## Data shown
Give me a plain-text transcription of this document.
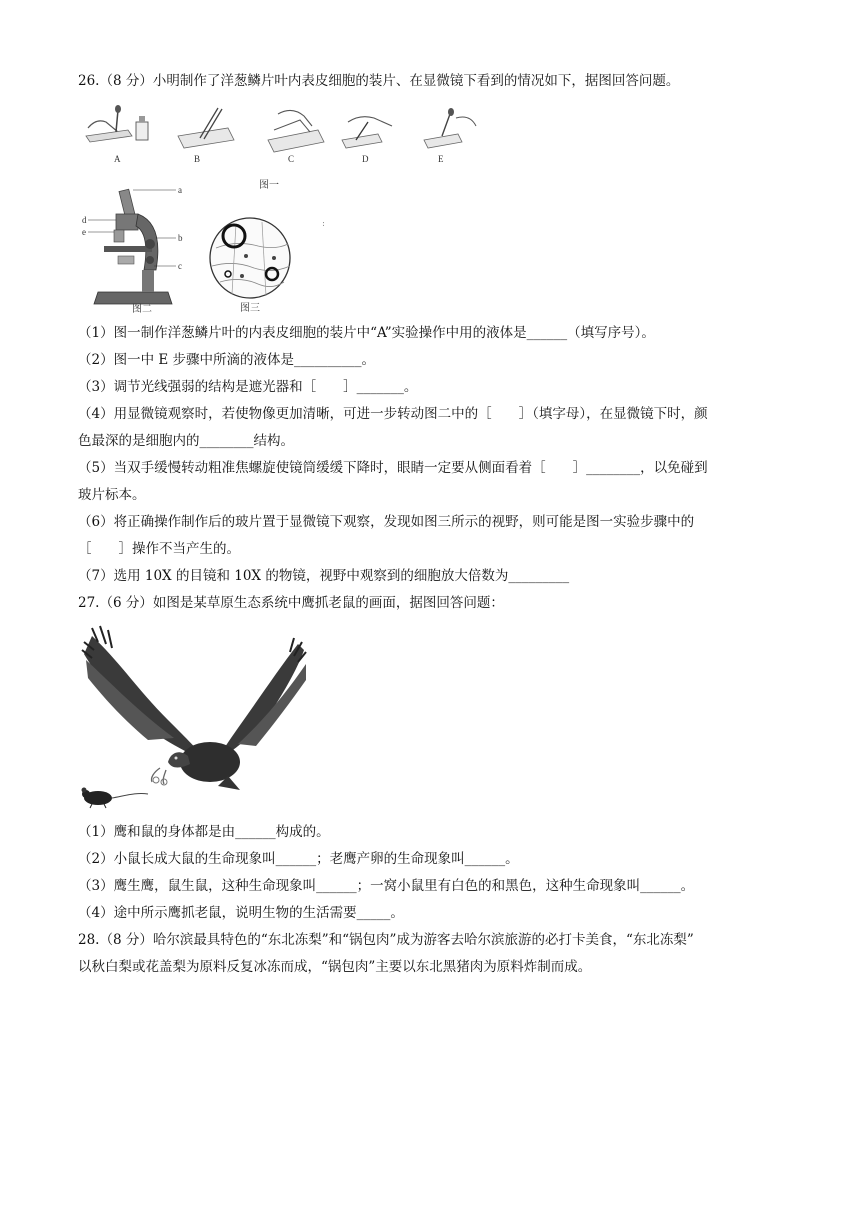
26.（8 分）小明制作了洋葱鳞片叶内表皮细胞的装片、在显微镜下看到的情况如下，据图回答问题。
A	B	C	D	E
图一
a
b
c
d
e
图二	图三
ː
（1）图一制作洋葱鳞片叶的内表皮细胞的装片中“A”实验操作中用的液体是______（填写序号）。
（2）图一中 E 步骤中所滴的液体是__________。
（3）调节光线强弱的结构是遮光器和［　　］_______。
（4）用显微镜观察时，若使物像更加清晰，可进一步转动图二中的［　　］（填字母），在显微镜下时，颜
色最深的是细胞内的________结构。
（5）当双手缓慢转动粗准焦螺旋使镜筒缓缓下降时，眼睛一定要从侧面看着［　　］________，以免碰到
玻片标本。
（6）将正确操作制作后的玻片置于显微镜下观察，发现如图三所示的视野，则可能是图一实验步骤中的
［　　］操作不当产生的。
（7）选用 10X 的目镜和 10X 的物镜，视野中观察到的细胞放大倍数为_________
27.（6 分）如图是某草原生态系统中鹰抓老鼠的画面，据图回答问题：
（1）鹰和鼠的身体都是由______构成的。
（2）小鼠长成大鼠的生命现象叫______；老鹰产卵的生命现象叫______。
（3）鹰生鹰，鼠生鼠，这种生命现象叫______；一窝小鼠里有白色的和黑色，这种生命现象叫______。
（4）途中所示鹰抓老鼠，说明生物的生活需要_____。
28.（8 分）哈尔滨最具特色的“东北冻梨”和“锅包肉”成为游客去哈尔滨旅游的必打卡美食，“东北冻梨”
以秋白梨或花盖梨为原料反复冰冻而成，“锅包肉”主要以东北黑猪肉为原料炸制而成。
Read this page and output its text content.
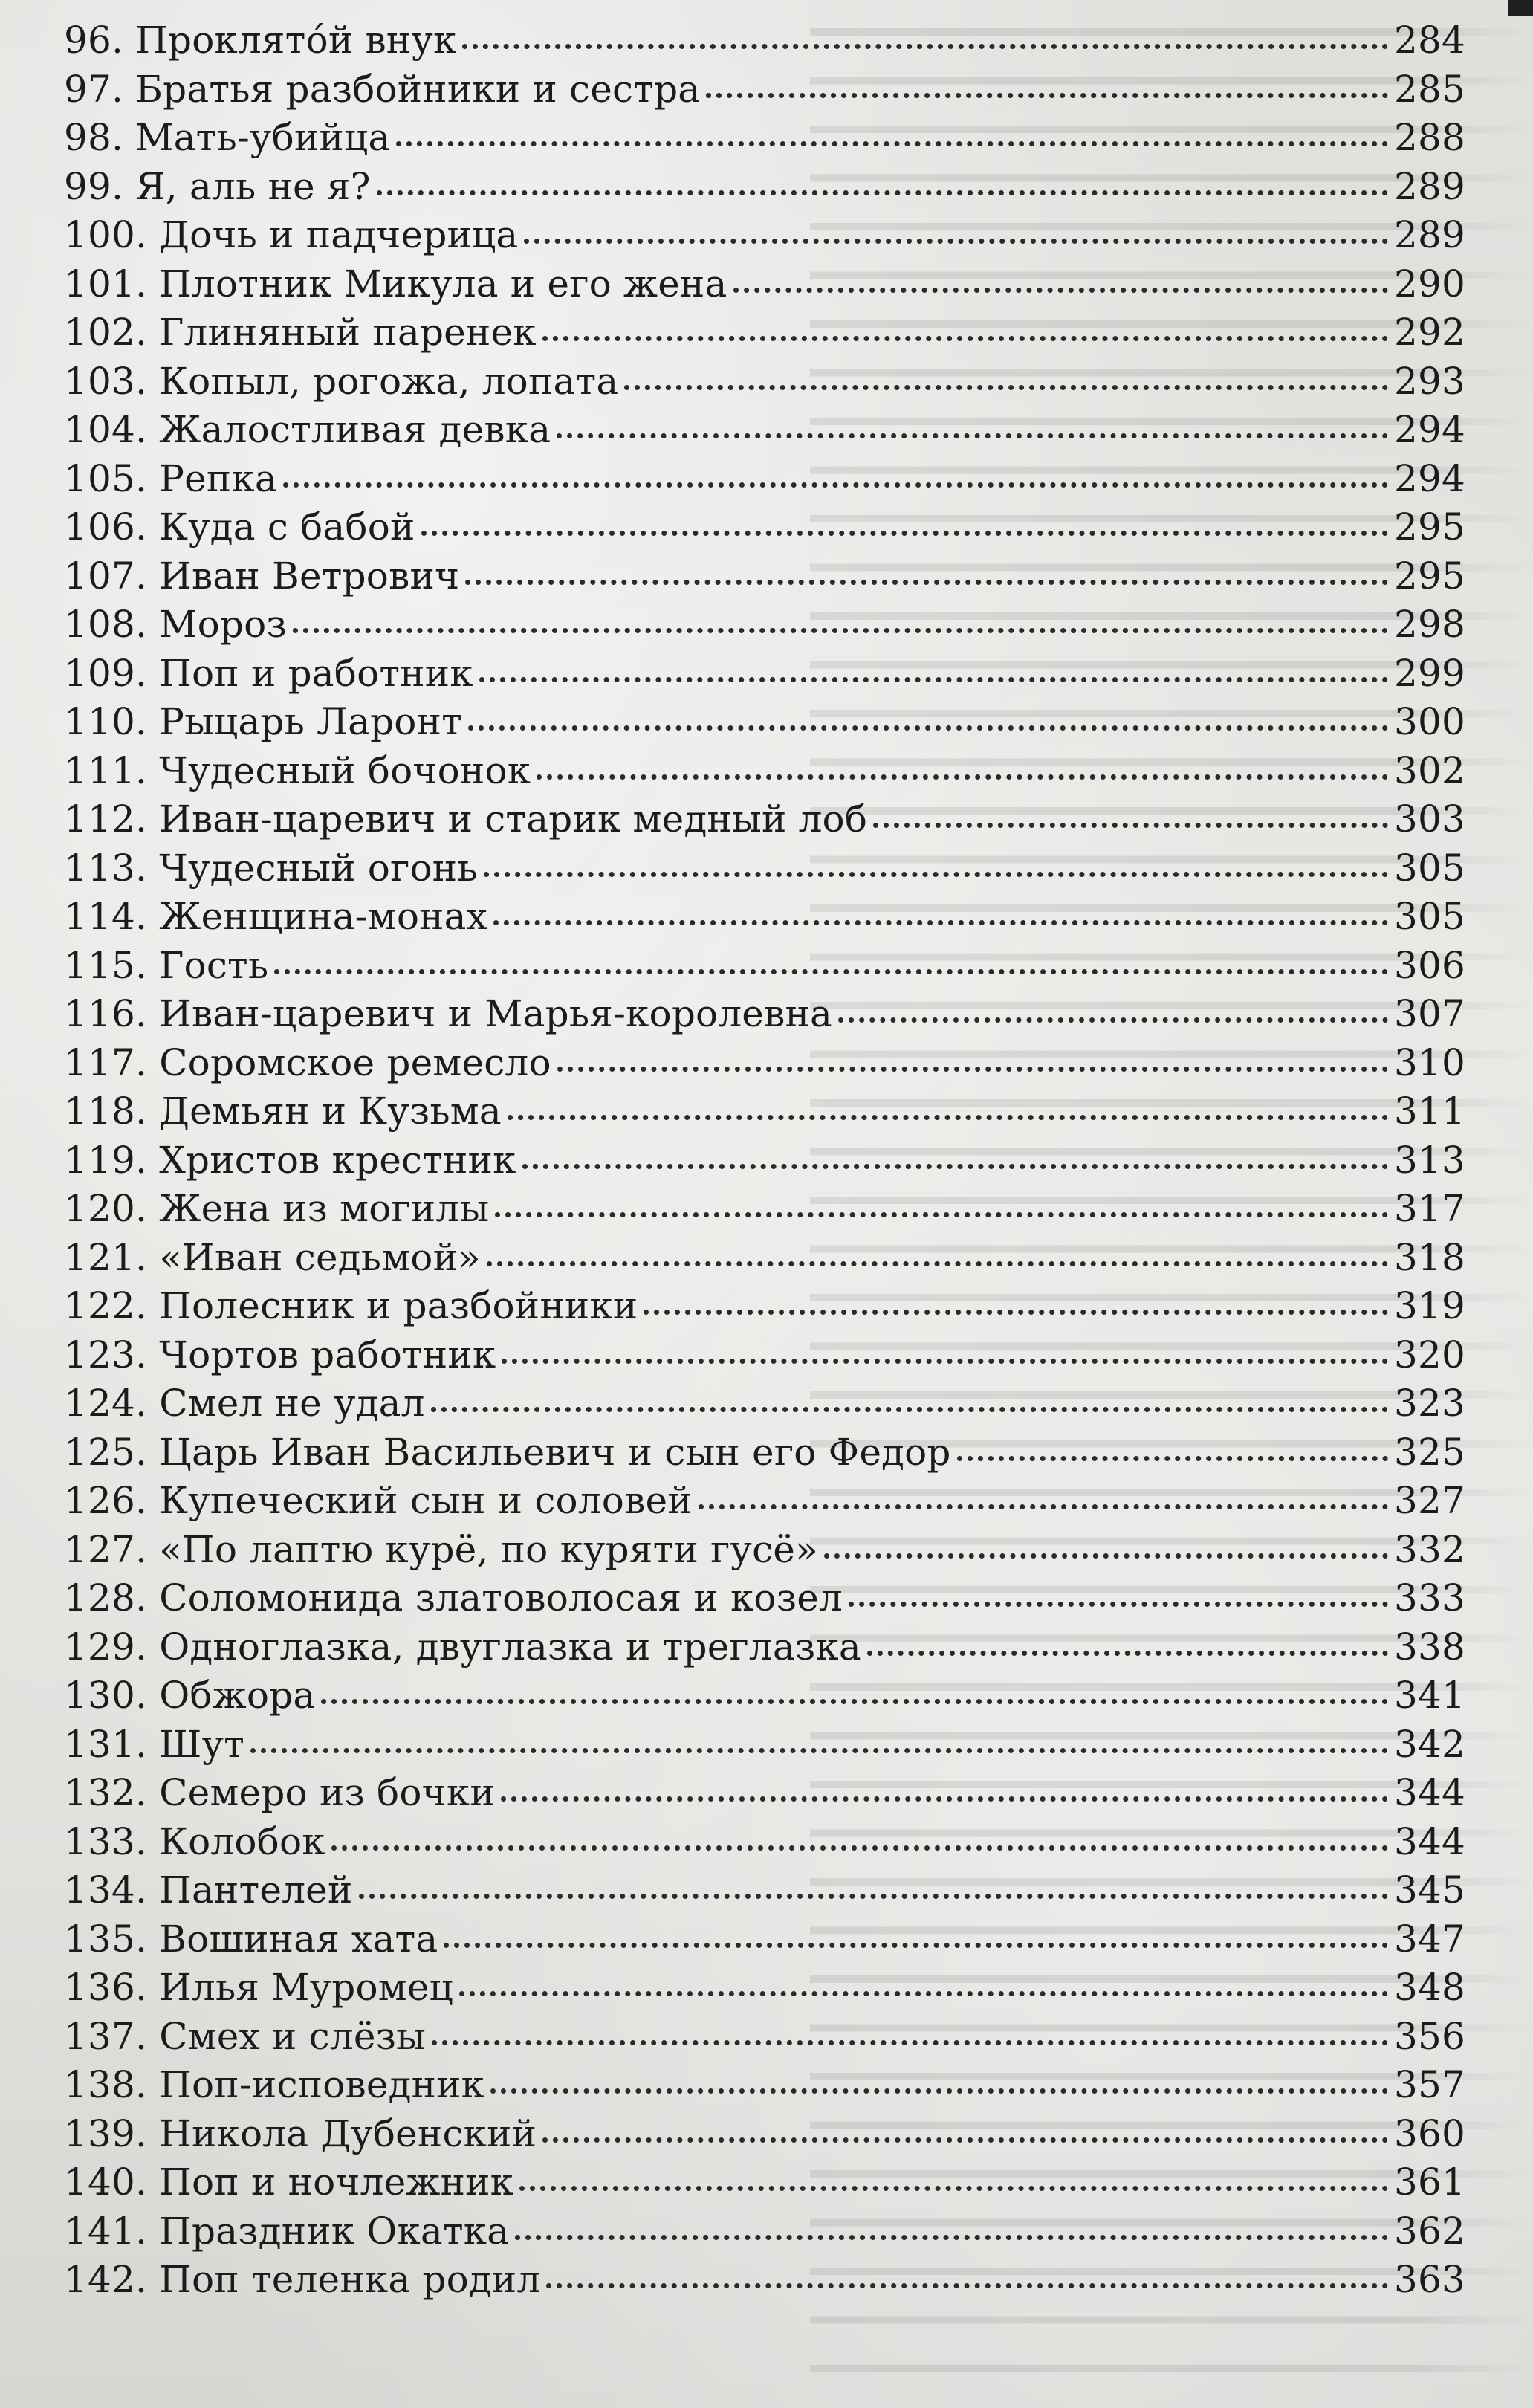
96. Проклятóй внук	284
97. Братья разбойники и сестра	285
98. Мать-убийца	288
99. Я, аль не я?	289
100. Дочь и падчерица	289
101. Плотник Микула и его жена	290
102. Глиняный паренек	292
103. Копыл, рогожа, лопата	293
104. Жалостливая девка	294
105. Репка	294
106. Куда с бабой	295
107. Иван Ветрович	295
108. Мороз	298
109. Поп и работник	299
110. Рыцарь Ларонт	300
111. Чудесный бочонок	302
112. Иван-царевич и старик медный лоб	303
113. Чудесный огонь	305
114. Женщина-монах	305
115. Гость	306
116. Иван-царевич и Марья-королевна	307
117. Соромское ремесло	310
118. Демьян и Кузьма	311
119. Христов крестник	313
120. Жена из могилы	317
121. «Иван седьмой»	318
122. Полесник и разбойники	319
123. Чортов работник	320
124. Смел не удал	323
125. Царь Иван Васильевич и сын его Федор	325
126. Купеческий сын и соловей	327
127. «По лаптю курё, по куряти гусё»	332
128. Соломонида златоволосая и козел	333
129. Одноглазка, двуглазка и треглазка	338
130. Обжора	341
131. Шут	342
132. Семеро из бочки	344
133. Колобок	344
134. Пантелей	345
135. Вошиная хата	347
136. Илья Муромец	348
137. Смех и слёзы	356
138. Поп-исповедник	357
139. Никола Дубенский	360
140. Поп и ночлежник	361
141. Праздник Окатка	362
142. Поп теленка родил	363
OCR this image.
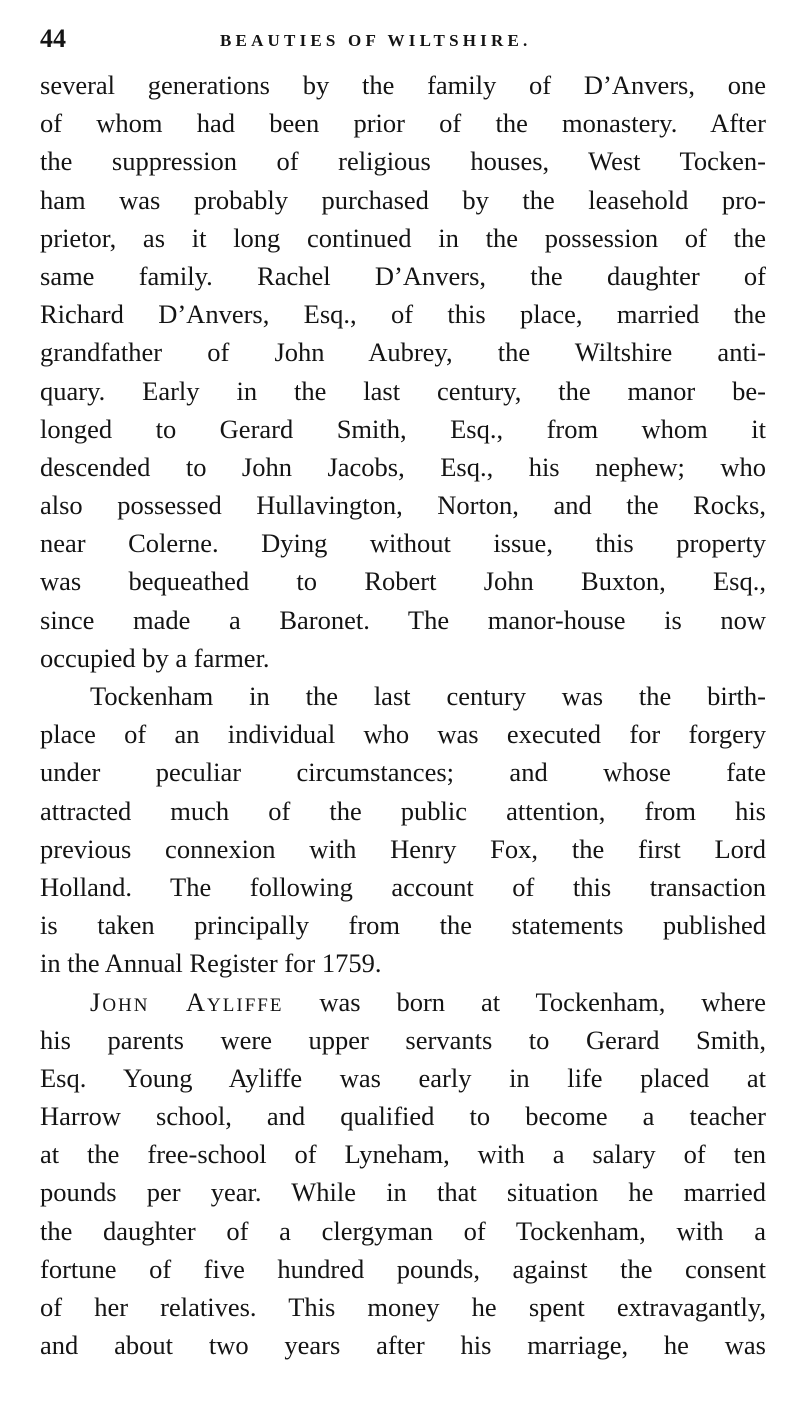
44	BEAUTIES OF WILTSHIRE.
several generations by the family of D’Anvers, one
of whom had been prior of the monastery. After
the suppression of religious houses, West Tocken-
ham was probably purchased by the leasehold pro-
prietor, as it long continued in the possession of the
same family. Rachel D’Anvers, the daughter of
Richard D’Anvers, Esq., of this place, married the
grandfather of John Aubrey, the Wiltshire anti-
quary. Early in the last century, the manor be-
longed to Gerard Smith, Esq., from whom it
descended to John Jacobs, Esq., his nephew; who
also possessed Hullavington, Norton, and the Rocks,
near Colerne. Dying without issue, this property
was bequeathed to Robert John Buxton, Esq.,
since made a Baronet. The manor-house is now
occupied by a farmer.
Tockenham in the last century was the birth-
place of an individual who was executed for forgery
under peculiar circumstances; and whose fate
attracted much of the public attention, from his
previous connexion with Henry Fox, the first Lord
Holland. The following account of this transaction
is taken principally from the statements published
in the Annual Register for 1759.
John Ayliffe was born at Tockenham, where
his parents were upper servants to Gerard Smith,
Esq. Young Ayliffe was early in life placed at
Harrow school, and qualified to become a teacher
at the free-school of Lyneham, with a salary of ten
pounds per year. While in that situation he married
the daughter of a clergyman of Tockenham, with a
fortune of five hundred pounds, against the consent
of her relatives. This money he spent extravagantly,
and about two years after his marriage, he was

## Set problem
Copy every record character for character. Skip the pictures.

## Solution to this exercise
Give me a plain-text transcription of this document.
26.（8 分）小明制作了洋葱鳞片叶内表皮细胞的装片、在显微镜下看到的情况如下，据图回答问题。
A	B	C	D	E
图一
a
b
c
d
e
图二	图三
ː
（1）图一制作洋葱鳞片叶的内表皮细胞的装片中“A”实验操作中用的液体是______（填写序号）。
（2）图一中 E 步骤中所滴的液体是__________。
（3）调节光线强弱的结构是遮光器和［　　］_______。
（4）用显微镜观察时，若使物像更加清晰，可进一步转动图二中的［　　］（填字母），在显微镜下时，颜
色最深的是细胞内的________结构。
（5）当双手缓慢转动粗准焦螺旋使镜筒缓缓下降时，眼睛一定要从侧面看着［　　］________，以免碰到
玻片标本。
（6）将正确操作制作后的玻片置于显微镜下观察，发现如图三所示的视野，则可能是图一实验步骤中的
［　　］操作不当产生的。
（7）选用 10X 的目镜和 10X 的物镜，视野中观察到的细胞放大倍数为_________
27.（6 分）如图是某草原生态系统中鹰抓老鼠的画面，据图回答问题：
（1）鹰和鼠的身体都是由______构成的。
（2）小鼠长成大鼠的生命现象叫______；老鹰产卵的生命现象叫______。
（3）鹰生鹰，鼠生鼠，这种生命现象叫______；一窝小鼠里有白色的和黑色，这种生命现象叫______。
（4）途中所示鹰抓老鼠，说明生物的生活需要_____。
28.（8 分）哈尔滨最具特色的“东北冻梨”和“锅包肉”成为游客去哈尔滨旅游的必打卡美食，“东北冻梨”
以秋白梨或花盖梨为原料反复冰冻而成，“锅包肉”主要以东北黑猪肉为原料炸制而成。
Read this page and output its text content.
96. Проклятóй внук	284
97. Братья разбойники и сестра	285
98. Мать-убийца	288
99. Я, аль не я?	289
100. Дочь и падчерица	289
101. Плотник Микула и его жена	290
102. Глиняный паренек	292
103. Копыл, рогожа, лопата	293
104. Жалостливая девка	294
105. Репка	294
106. Куда с бабой	295
107. Иван Ветрович	295
108. Мороз	298
109. Поп и работник	299
110. Рыцарь Ларонт	300
111. Чудесный бочонок	302
112. Иван-царевич и старик медный лоб	303
113. Чудесный огонь	305
114. Женщина-монах	305
115. Гость	306
116. Иван-царевич и Марья-королевна	307
117. Соромское ремесло	310
118. Демьян и Кузьма	311
119. Христов крестник	313
120. Жена из могилы	317
121. «Иван седьмой»	318
122. Полесник и разбойники	319
123. Чортов работник	320
124. Смел не удал	323
125. Царь Иван Васильевич и сын его Федор	325
126. Купеческий сын и соловей	327
127. «По лаптю курё, по куряти гусё»	332
128. Соломонида златоволосая и козел	333
129. Одноглазка, двуглазка и треглазка	338
130. Обжора	341
131. Шут	342
132. Семеро из бочки	344
133. Колобок	344
134. Пантелей	345
135. Вошиная хата	347
136. Илья Муромец	348
137. Смех и слёзы	356
138. Поп-исповедник	357
139. Никола Дубенский	360
140. Поп и ночлежник	361
141. Праздник Окатка	362
142. Поп теленка родил	363
OCR this image.
44	BEAUTIES OF WILTSHIRE.
several generations by the family of D’Anvers, one
of whom had been prior of the monastery. After
the suppression of religious houses, West Tocken-
ham was probably purchased by the leasehold pro-
prietor, as it long continued in the possession of the
same family. Rachel D’Anvers, the daughter of
Richard D’Anvers, Esq., of this place, married the
grandfather of John Aubrey, the Wiltshire anti-
quary. Early in the last century, the manor be-
longed to Gerard Smith, Esq., from whom it
descended to John Jacobs, Esq., his nephew; who
also possessed Hullavington, Norton, and the Rocks,
near Colerne. Dying without issue, this property
was bequeathed to Robert John Buxton, Esq.,
since made a Baronet. The manor-house is now
occupied by a farmer.
Tockenham in the last century was the birth-
place of an individual who was executed for forgery
under peculiar circumstances; and whose fate
attracted much of the public attention, from his
previous connexion with Henry Fox, the first Lord
Holland. The following account of this transaction
is taken principally from the statements published
in the Annual Register for 1759.
John Ayliffe was born at Tockenham, where
his parents were upper servants to Gerard Smith,
Esq. Young Ayliffe was early in life placed at
Harrow school, and qualified to become a teacher
at the free-school of Lyneham, with a salary of ten
pounds per year. While in that situation he married
the daughter of a clergyman of Tockenham, with a
fortune of five hundred pounds, against the consent
of her relatives. This money he spent extravagantly,
and about two years after his marriage, he was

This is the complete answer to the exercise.